### TASK GOAL
Go through the data below. Pull out every line that has the word "Работа".

***** RAW RECORDS *****

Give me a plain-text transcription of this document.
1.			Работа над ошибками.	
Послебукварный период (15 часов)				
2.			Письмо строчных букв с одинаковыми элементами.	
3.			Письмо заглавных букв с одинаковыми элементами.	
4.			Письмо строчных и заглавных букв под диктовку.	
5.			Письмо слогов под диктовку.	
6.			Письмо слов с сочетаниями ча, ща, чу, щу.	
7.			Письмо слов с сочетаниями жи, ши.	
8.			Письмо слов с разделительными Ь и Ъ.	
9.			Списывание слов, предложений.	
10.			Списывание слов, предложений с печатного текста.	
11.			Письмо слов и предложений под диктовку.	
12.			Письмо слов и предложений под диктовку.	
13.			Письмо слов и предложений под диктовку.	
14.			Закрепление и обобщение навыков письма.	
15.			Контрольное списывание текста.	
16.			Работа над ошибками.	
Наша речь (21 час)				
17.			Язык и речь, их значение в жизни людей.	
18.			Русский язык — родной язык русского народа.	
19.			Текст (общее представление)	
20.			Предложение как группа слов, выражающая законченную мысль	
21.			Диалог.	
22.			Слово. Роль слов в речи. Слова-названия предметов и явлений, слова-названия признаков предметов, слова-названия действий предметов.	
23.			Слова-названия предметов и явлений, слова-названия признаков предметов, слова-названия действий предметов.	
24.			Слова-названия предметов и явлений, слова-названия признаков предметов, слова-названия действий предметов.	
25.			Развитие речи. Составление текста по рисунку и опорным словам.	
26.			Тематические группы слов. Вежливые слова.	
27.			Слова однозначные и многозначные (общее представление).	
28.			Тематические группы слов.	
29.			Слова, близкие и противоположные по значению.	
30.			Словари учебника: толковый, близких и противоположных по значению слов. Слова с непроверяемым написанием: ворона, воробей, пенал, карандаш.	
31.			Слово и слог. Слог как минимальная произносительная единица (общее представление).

*****

### IN RESPONSE
1.			Работа над ошибками.	
16.			Работа над ошибками.	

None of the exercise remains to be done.